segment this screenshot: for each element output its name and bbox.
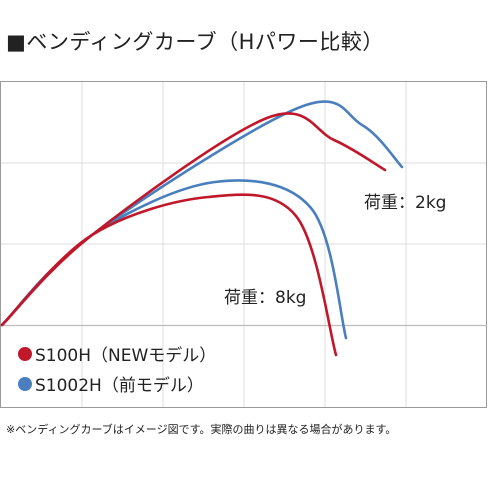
footnote: ※ベンディングカーブはイメージ図です。実際の曲りは異なる場合があります。 xyxy=(6,423,397,436)
load-8kg-label: 荷重：8kg xyxy=(224,288,306,308)
curve-s1002h-8kg xyxy=(0,179,348,340)
legend-marker-s1002h xyxy=(18,377,32,391)
plot-frame xyxy=(0,81,487,408)
chart-title: ■ベンディングカーブ（Hパワー比較） xyxy=(6,30,384,54)
legend-marker-s100h xyxy=(18,347,32,361)
load-2kg-label: 荷重：2kg xyxy=(364,193,446,213)
curve-s1002h-2kg xyxy=(0,100,404,327)
legend-label-s1002h: S1002H（前モデル） xyxy=(35,375,204,396)
legend-label-s100h: S100H（NEWモデル） xyxy=(35,345,216,366)
legend: S100H（NEWモデル） S1002H（前モデル） xyxy=(18,345,216,396)
curve-s100h-2kg xyxy=(0,112,387,327)
curve-s100h-8kg xyxy=(0,193,338,357)
curves xyxy=(0,100,404,357)
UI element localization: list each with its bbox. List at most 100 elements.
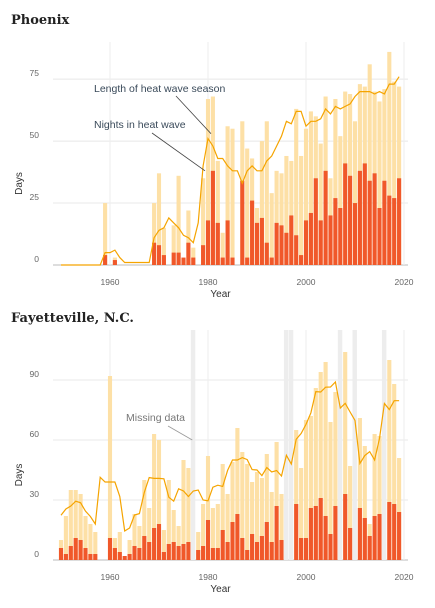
phoenix-nights-bar	[176, 252, 181, 265]
fayetteville-nights-bar	[269, 542, 274, 560]
phoenix-nights-bar	[397, 178, 402, 265]
fayetteville-season-bar	[83, 516, 88, 560]
panel-title-fayetteville: Fayetteville, N.C.	[11, 311, 134, 326]
fayetteville-season-bar	[137, 526, 142, 560]
fayetteville-season-bar	[318, 372, 323, 560]
fayetteville-season-bar	[220, 464, 225, 560]
fayetteville-nights-bar	[397, 512, 402, 560]
fayetteville-season-bar	[333, 392, 338, 560]
fayetteville-season-bar	[215, 504, 220, 560]
fayetteville-annotation-missing-leader	[167, 425, 193, 441]
phoenix-season-bar	[245, 148, 250, 265]
fayetteville-x-tick-label: 1980	[199, 572, 218, 582]
fayetteville-nights-bar	[205, 520, 211, 560]
phoenix-season-bar	[338, 136, 343, 265]
phoenix-season-bar	[152, 203, 157, 265]
phoenix-nights-bar	[210, 170, 215, 265]
fayetteville-nights-bar	[367, 536, 372, 560]
phoenix-season-bar	[201, 178, 206, 265]
fayetteville-plot: 0 30 60 90 1960 1980 2000 2020 Year Days Missing d…	[14, 330, 414, 595]
fayetteville-nights-bar	[313, 506, 318, 560]
fayetteville-nights-bar	[328, 534, 333, 560]
fayetteville-nights-bar	[259, 536, 264, 560]
phoenix-season-bar	[308, 111, 313, 265]
fayetteville-x-tick-label: 2000	[297, 572, 316, 582]
fayetteville-season-bar	[254, 472, 260, 560]
fayetteville-nights-bar	[78, 540, 83, 560]
fayetteville-season-bar	[357, 418, 362, 560]
fayetteville-season-bar	[274, 442, 279, 560]
phoenix-annotation-season: Length of heat wave season	[94, 83, 226, 95]
fayetteville-nights-bar	[122, 556, 127, 560]
phoenix-season-bar	[289, 160, 294, 265]
phoenix-season-bar	[176, 175, 181, 265]
fayetteville-season-bar	[152, 434, 157, 560]
phoenix-season-bar	[318, 143, 323, 265]
phoenix-nights-bar	[303, 220, 309, 265]
fayetteville-season-bar	[88, 524, 93, 560]
fayetteville-nights-bar	[264, 522, 269, 560]
fayetteville-season-bar	[127, 540, 132, 560]
fayetteville-season-bar	[181, 460, 186, 560]
fayetteville-season-bar	[161, 530, 166, 560]
fayetteville-nights-bar	[137, 548, 142, 560]
fayetteville-nights-bar	[112, 548, 117, 560]
fayetteville-nights-bar	[308, 508, 313, 560]
phoenix-nights-bar	[357, 170, 362, 265]
fayetteville-season-bar	[269, 492, 274, 560]
fayetteville-season-bar	[107, 376, 113, 560]
phoenix-season-bar	[191, 247, 196, 265]
fayetteville-nights-bar	[142, 536, 147, 560]
fayetteville-season-bar	[313, 388, 318, 560]
fayetteville-season-bar	[63, 516, 68, 560]
phoenix-season-bar	[299, 155, 304, 265]
phoenix-nights-bar	[269, 257, 274, 265]
phoenix-nights-bar	[289, 215, 294, 265]
phoenix-season-bar	[333, 98, 338, 265]
phoenix-y-tick-label: 0	[34, 254, 39, 264]
fayetteville-nights-bar	[93, 554, 98, 560]
fayetteville-season-bar	[387, 360, 392, 560]
fayetteville-x-tick-label: 1960	[101, 572, 120, 582]
fayetteville-nights-bar	[220, 530, 225, 560]
phoenix-season-bar	[171, 225, 176, 265]
fayetteville-nights-bar	[225, 542, 230, 560]
fayetteville-season-bar	[259, 478, 264, 560]
fayetteville-nights-bar	[245, 550, 250, 560]
phoenix-season-bar	[294, 108, 299, 266]
fayetteville-nights-bar	[117, 552, 122, 560]
fayetteville-season-bar	[299, 468, 304, 560]
fayetteville-nights-bar	[230, 522, 235, 560]
phoenix-nights-bar	[191, 257, 196, 265]
fayetteville-season-bar	[308, 416, 313, 560]
phoenix-season-bar	[279, 173, 284, 265]
fayetteville-season-bar	[171, 510, 176, 560]
fayetteville-season-bar	[93, 532, 98, 560]
fayetteville-season-bar	[201, 504, 206, 560]
fayetteville-nights-bar	[235, 514, 240, 560]
fayetteville-nights-bar	[73, 538, 78, 560]
phoenix-season-bar	[367, 64, 372, 265]
fayetteville-missing-data-band	[381, 330, 387, 560]
phoenix-nights-bar	[264, 242, 269, 265]
fayetteville-nights-bar	[171, 542, 176, 560]
fayetteville-season-bar	[377, 436, 382, 560]
fayetteville-nights-bar	[127, 554, 132, 560]
fayetteville-nights-bar	[176, 546, 181, 560]
phoenix-nights-bar	[186, 242, 191, 265]
fayetteville-nights-bar	[254, 542, 260, 560]
fayetteville-season-bar	[343, 352, 348, 560]
phoenix-season-bar	[387, 51, 392, 266]
phoenix-x-tick-label: 2000	[297, 277, 316, 287]
phoenix-x-axis-label: Year	[210, 289, 231, 300]
phoenix-nights-bar	[362, 163, 367, 265]
phoenix-nights-bar	[372, 173, 377, 265]
fayetteville-missing-data-band	[352, 330, 357, 560]
phoenix-nights-bar	[245, 257, 250, 265]
phoenix-nights-bar	[313, 178, 318, 265]
fayetteville-season-bar	[294, 430, 299, 560]
fayetteville-nights-bar	[250, 534, 255, 560]
phoenix-season-bar	[220, 232, 225, 265]
fayetteville-nights-bar	[362, 518, 367, 560]
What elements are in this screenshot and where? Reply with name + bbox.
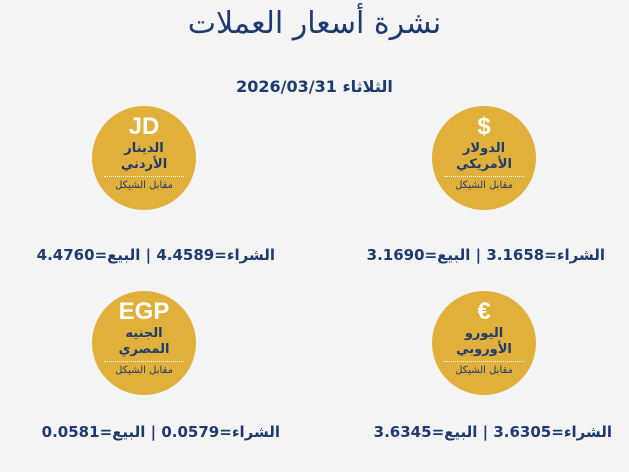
buy-value: 3.6305 — [493, 423, 552, 441]
date-day: الثلاثاء — [342, 77, 393, 96]
currency-badge-jod: JD الدينار الأردني مقابل الشيكل — [92, 106, 196, 210]
sell-label: البيع= — [99, 423, 146, 441]
date-value: 2026/03/31 — [236, 77, 337, 96]
buy-label: الشراء= — [551, 423, 612, 441]
sell-label: البيع= — [94, 246, 141, 264]
sell-value: 3.6345 — [373, 423, 432, 441]
currency-badge-egp: EGP الجنيه المصري مقابل الشيكل — [92, 291, 196, 395]
currency-name: اليورو الأوروبي — [432, 326, 536, 358]
currency-symbol-icon: € — [477, 298, 491, 325]
buy-label: الشراء= — [214, 246, 275, 264]
buy-label: الشراء= — [219, 423, 280, 441]
page-title: نشرة أسعار العملات — [187, 6, 442, 41]
currency-name: الدينار الأردني — [92, 141, 196, 173]
divider — [444, 361, 524, 362]
price-line-usd: الشراء=3.1658 | البيع=3.1690 — [367, 246, 605, 264]
divider — [104, 361, 184, 362]
sell-label: البيع= — [424, 246, 471, 264]
separator: | — [475, 246, 482, 264]
currency-badge-eur: € اليورو الأوروبي مقابل الشيكل — [432, 291, 536, 395]
currency-name: الدولار الأمريكي — [432, 141, 536, 173]
name-line1: الجنيه — [125, 326, 163, 341]
currency-symbol-icon: JD — [128, 113, 160, 140]
name-line2: الأوروبي — [456, 342, 512, 357]
name-line1: الدولار — [462, 141, 506, 156]
separator: | — [145, 246, 152, 264]
name-line2: المصري — [118, 342, 170, 357]
currency-symbol-icon: $ — [477, 113, 491, 140]
buy-value: 0.0579 — [161, 423, 220, 441]
currency-symbol-icon: EGP — [118, 298, 170, 325]
buy-value: 4.4589 — [156, 246, 215, 264]
price-line-jod: الشراء=4.4589 | البيع=4.4760 — [37, 246, 275, 264]
sell-label: البيع= — [431, 423, 478, 441]
buy-label: الشراء= — [544, 246, 605, 264]
price-line-eur: الشراء=3.6305 | البيع=3.6345 — [374, 423, 612, 441]
name-line2: الأمريكي — [456, 157, 512, 172]
price-line-egp: الشراء=0.0579 | البيع=0.0581 — [42, 423, 280, 441]
currency-subtitle: مقابل الشيكل — [115, 180, 173, 191]
currency-subtitle: مقابل الشيكل — [455, 180, 513, 191]
name-line2: الأردني — [120, 157, 168, 172]
sell-value: 0.0581 — [41, 423, 100, 441]
name-line1: الدينار — [124, 141, 164, 156]
separator: | — [150, 423, 157, 441]
divider — [104, 176, 184, 177]
bulletin-date: الثلاثاء 2026/03/31 — [0, 77, 629, 96]
name-line1: اليورو — [464, 326, 504, 341]
currency-badge-usd: $ الدولار الأمريكي مقابل الشيكل — [432, 106, 536, 210]
currency-subtitle: مقابل الشيكل — [115, 365, 173, 376]
separator: | — [482, 423, 489, 441]
buy-value: 3.1658 — [486, 246, 545, 264]
sell-value: 3.1690 — [366, 246, 425, 264]
currency-name: الجنيه المصري — [92, 326, 196, 358]
currency-subtitle: مقابل الشيكل — [455, 365, 513, 376]
sell-value: 4.4760 — [36, 246, 95, 264]
divider — [444, 176, 524, 177]
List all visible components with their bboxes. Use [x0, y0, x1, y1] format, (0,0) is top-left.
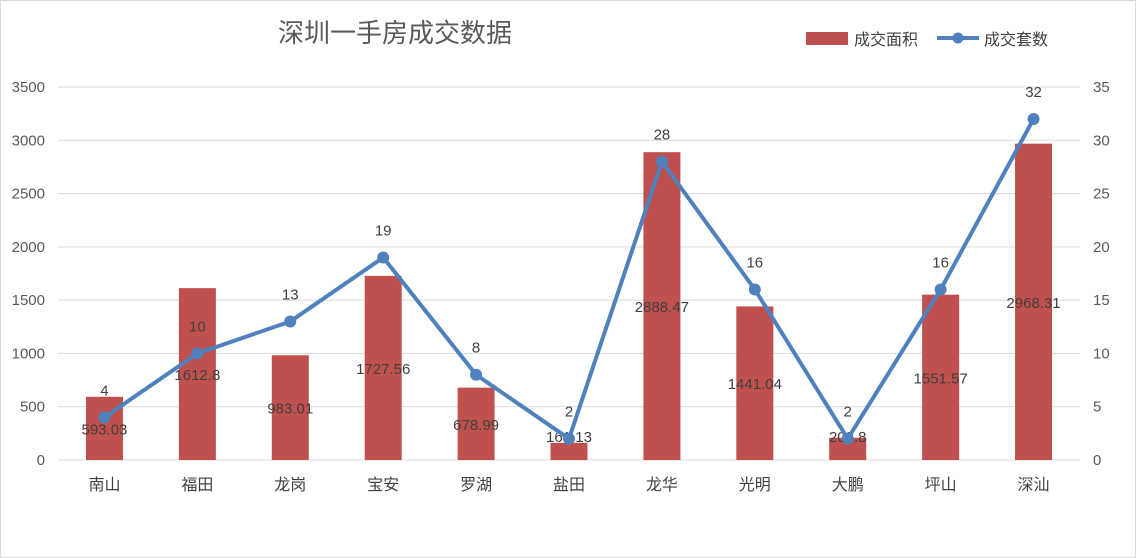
- y-left-tick-label: 1000: [12, 345, 45, 362]
- x-tick-label: 福田: [181, 475, 213, 494]
- y-right-tick-label: 20: [1093, 239, 1110, 256]
- line-point: [377, 251, 390, 264]
- line-point: [191, 347, 204, 360]
- line-data-label: 10: [189, 318, 206, 335]
- bar-data-label: 678.99: [453, 417, 499, 434]
- bar: [178, 288, 216, 460]
- bar: [271, 355, 309, 460]
- x-tick-label: 罗湖: [460, 475, 492, 494]
- line-point: [563, 432, 575, 445]
- line-data-label: 32: [1025, 84, 1042, 101]
- x-tick-label: 龙岗: [274, 475, 306, 494]
- y-left-tick-label: 2000: [12, 239, 45, 256]
- y-left-tick-label: 3000: [12, 132, 45, 149]
- chart-title: 深圳一手房成交数据: [278, 19, 512, 49]
- bar-data-labels: 593.031612.8983.011727.56678.99161.13288…: [82, 295, 1061, 446]
- y-right-tick-label: 10: [1093, 345, 1110, 362]
- bar: [736, 306, 774, 460]
- y-left-tick-label: 3500: [12, 79, 45, 96]
- line-series-count: [98, 112, 1040, 445]
- line-data-label: 19: [375, 223, 392, 240]
- bar: [364, 275, 402, 460]
- bar-series-area: [85, 143, 1053, 460]
- line-point: [841, 432, 854, 445]
- bar-data-label: 2968.31: [1006, 295, 1060, 312]
- bar: [829, 437, 867, 460]
- x-tick-label: 盐田: [553, 475, 585, 494]
- line-point: [470, 368, 483, 381]
- y-left-tick-label: 1500: [12, 292, 45, 309]
- y-right-tick-label: 25: [1093, 186, 1110, 203]
- y-left-tick-label: 2500: [12, 186, 45, 203]
- bar: [550, 442, 588, 460]
- line-data-label: 2: [844, 404, 852, 421]
- bar-data-label: 1727.56: [356, 361, 410, 378]
- legend-marker-count: [952, 32, 964, 44]
- line-data-label: 13: [282, 286, 299, 303]
- line-data-label: 16: [746, 254, 763, 271]
- bar-data-label: 2888.47: [635, 299, 689, 316]
- x-axis: 南山 福田 龙岗 宝安 罗湖 盐田 龙华 光明 大鹏 坪山 深汕: [88, 475, 1049, 494]
- line-point: [748, 283, 761, 296]
- y-right-tick-label: 35: [1093, 79, 1110, 96]
- y-left-tick-label: 0: [37, 452, 45, 469]
- bar-data-label: 1612.8: [174, 367, 220, 384]
- legend-label-area: 成交面积: [854, 30, 918, 49]
- x-tick-label: 龙华: [646, 475, 678, 494]
- bar: [457, 387, 495, 460]
- y-right-tick-label: 15: [1093, 292, 1110, 309]
- x-tick-label: 南山: [88, 475, 120, 494]
- legend-label-count: 成交套数: [984, 30, 1048, 49]
- bar-data-label: 593.03: [82, 421, 128, 438]
- line-data-label: 8: [472, 340, 480, 357]
- legend: 成交面积 成交套数: [806, 30, 1048, 49]
- x-tick-label: 坪山: [925, 475, 957, 494]
- bar-data-label: 1441.04: [728, 376, 782, 393]
- x-tick-label: 大鹏: [832, 475, 864, 494]
- bar: [1015, 143, 1053, 460]
- y-axis-left: 0 500 1000 1500 2000 2500 3000 3500: [12, 79, 45, 469]
- line-point: [1027, 112, 1040, 125]
- line-point: [934, 283, 947, 296]
- line-data-label: 2: [565, 404, 573, 421]
- gridlines: [58, 86, 1080, 461]
- line-point: [655, 155, 668, 168]
- y-left-tick-label: 500: [20, 399, 45, 416]
- legend-swatch-area: [806, 32, 848, 45]
- bar-data-label: 1551.57: [914, 370, 968, 387]
- y-axis-right: 0 5 10 15 20 25 30 35: [1093, 79, 1110, 469]
- line-data-label: 4: [100, 382, 108, 399]
- line-data-label: 16: [932, 254, 949, 271]
- line-data-label: 28: [654, 127, 671, 144]
- y-right-tick-label: 30: [1093, 132, 1110, 149]
- x-tick-label: 宝安: [367, 475, 399, 494]
- y-right-tick-label: 0: [1093, 452, 1101, 469]
- bar-data-label: 983.01: [267, 401, 313, 418]
- line-point: [98, 411, 111, 424]
- line-data-labels: 4 10 13 19 8 2 28 16 2 16 32: [100, 84, 1042, 421]
- y-right-tick-label: 5: [1093, 399, 1101, 416]
- bar: [922, 294, 960, 460]
- x-tick-label: 光明: [739, 475, 771, 494]
- line-point: [284, 315, 297, 328]
- x-tick-label: 深汕: [1018, 475, 1050, 494]
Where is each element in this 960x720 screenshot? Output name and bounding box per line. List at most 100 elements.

==========

Aim of the exercise:
Copy out, verbatim, every row above from the one containing "252, 181, 265]" down to the one containing "534, 333, 560]", including both of those rows and nothing else.

Output for this task:
phoenix-nights-bar	[176, 252, 181, 265]
fayetteville-nights-bar	[269, 542, 274, 560]
phoenix-nights-bar	[397, 178, 402, 265]
fayetteville-season-bar	[83, 516, 88, 560]
panel-title-fayetteville: Fayetteville, N.C.	[11, 311, 134, 326]
fayetteville-season-bar	[137, 526, 142, 560]
fayetteville-season-bar	[318, 372, 323, 560]
fayetteville-season-bar	[220, 464, 225, 560]
fayetteville-nights-bar	[397, 512, 402, 560]
fayetteville-season-bar	[333, 392, 338, 560]
fayetteville-season-bar	[215, 504, 220, 560]
fayetteville-annotation-missing-leader	[167, 425, 193, 441]
phoenix-season-bar	[245, 148, 250, 265]
fayetteville-x-tick-label: 1980	[199, 572, 218, 582]
fayetteville-nights-bar	[205, 520, 211, 560]
phoenix-season-bar	[338, 136, 343, 265]
phoenix-season-bar	[152, 203, 157, 265]
phoenix-nights-bar	[210, 170, 215, 265]
fayetteville-nights-bar	[367, 536, 372, 560]
phoenix-season-bar	[201, 178, 206, 265]
fayetteville-plot: 0 30 60 90 1960 1980 2000 2020 Year Days Missing d…	[14, 330, 414, 595]
fayetteville-nights-bar	[313, 506, 318, 560]
fayetteville-nights-bar	[328, 534, 333, 560]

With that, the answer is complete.